- **TASK TO COMPLETE**: Reproduce all entries precisely, down to the last character.

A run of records
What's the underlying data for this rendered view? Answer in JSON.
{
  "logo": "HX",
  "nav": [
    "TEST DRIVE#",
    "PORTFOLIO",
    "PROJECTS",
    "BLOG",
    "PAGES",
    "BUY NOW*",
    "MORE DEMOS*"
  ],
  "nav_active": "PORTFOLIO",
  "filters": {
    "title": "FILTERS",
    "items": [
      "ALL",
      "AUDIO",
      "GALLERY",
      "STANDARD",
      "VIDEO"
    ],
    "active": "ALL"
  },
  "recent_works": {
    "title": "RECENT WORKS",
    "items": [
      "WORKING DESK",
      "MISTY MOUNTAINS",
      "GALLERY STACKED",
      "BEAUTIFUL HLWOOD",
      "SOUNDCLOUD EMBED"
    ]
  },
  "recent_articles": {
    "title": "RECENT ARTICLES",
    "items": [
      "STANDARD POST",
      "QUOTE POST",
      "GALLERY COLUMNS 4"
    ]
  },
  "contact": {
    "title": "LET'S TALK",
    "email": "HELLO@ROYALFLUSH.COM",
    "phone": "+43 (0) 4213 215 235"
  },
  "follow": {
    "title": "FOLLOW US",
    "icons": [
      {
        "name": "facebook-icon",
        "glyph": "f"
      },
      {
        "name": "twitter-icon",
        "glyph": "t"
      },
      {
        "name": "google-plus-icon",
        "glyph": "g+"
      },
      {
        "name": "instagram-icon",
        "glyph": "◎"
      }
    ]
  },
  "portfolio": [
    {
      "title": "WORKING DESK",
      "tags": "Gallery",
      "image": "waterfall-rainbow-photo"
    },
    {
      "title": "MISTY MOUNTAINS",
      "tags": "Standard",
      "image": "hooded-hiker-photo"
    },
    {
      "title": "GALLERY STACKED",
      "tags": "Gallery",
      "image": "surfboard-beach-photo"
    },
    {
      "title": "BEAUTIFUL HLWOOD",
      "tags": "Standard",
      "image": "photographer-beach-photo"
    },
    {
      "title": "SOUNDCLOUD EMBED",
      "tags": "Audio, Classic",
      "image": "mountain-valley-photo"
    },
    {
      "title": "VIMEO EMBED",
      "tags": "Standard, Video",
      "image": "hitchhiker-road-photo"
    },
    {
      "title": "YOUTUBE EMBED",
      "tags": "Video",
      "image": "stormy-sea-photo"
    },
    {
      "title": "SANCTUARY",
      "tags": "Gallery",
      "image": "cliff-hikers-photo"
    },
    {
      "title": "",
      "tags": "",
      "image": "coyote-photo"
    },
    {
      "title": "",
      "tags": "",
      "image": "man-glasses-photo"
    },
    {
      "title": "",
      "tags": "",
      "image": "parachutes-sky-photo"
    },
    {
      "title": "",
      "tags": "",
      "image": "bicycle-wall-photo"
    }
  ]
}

- **SOLUTION BELOW**:
What's the underlying data for this rendered view? Answer in JSON.
{
  "logo": "HX",
  "nav": [
    "TEST DRIVE#",
    "PORTFOLIO",
    "PROJECTS",
    "BLOG",
    "PAGES",
    "BUY NOW*",
    "MORE DEMOS*"
  ],
  "nav_active": "PORTFOLIO",
  "filters": {
    "title": "FILTERS",
    "items": [
      "ALL",
      "AUDIO",
      "GALLERY",
      "STANDARD",
      "VIDEO"
    ],
    "active": "ALL"
  },
  "recent_works": {
    "title": "RECENT WORKS",
    "items": [
      "WORKING DESK",
      "MISTY MOUNTAINS",
      "GALLERY STACKED",
      "BEAUTIFUL HLWOOD",
      "SOUNDCLOUD EMBED"
    ]
  },
  "recent_articles": {
    "title": "RECENT ARTICLES",
    "items": [
      "STANDARD POST",
      "QUOTE POST",
      "GALLERY COLUMNS 4"
    ]
  },
  "contact": {
    "title": "LET'S TALK",
    "email": "HELLO@ROYALFLUSH.COM",
    "phone": "+43 (0) 4213 215 235"
  },
  "follow": {
    "title": "FOLLOW US",
    "icons": [
      {
        "name": "facebook-icon",
        "glyph": "f"
      },
      {
        "name": "twitter-icon",
        "glyph": "t"
      },
      {
        "name": "google-plus-icon",
        "glyph": "g+"
      },
      {
        "name": "instagram-icon",
        "glyph": "◎"
      }
    ]
  },
  "portfolio": [
    {
      "title": "WORKING DESK",
      "tags": "Gallery",
      "image": "waterfall-rainbow-photo"
    },
    {
      "title": "MISTY MOUNTAINS",
      "tags": "Standard",
      "image": "hooded-hiker-photo"
    },
    {
      "title": "GALLERY STACKED",
      "tags": "Gallery",
      "image": "surfboard-beach-photo"
    },
    {
      "title": "BEAUTIFUL HLWOOD",
      "tags": "Standard",
      "image": "photographer-beach-photo"
    },
    {
      "title": "SOUNDCLOUD EMBED",
      "tags": "Audio, Classic",
      "image": "mountain-valley-photo"
    },
    {
      "title": "VIMEO EMBED",
      "tags": "Standard, Video",
      "image": "hitchhiker-road-photo"
    },
    {
      "title": "YOUTUBE EMBED",
      "tags": "Video",
      "image": "stormy-sea-photo"
    },
    {
      "title": "SANCTUARY",
      "tags": "Gallery",
      "image": "cliff-hikers-photo"
    },
    {
      "title": "",
      "tags": "",
      "image": "coyote-photo"
    },
    {
      "title": "",
      "tags": "",
      "image": "man-glasses-photo"
    },
    {
      "title": "",
      "tags": "",
      "image": "parachutes-sky-photo"
    },
    {
      "title": "",
      "tags": "",
      "image": "bicycle-wall-photo"
    }
  ]
}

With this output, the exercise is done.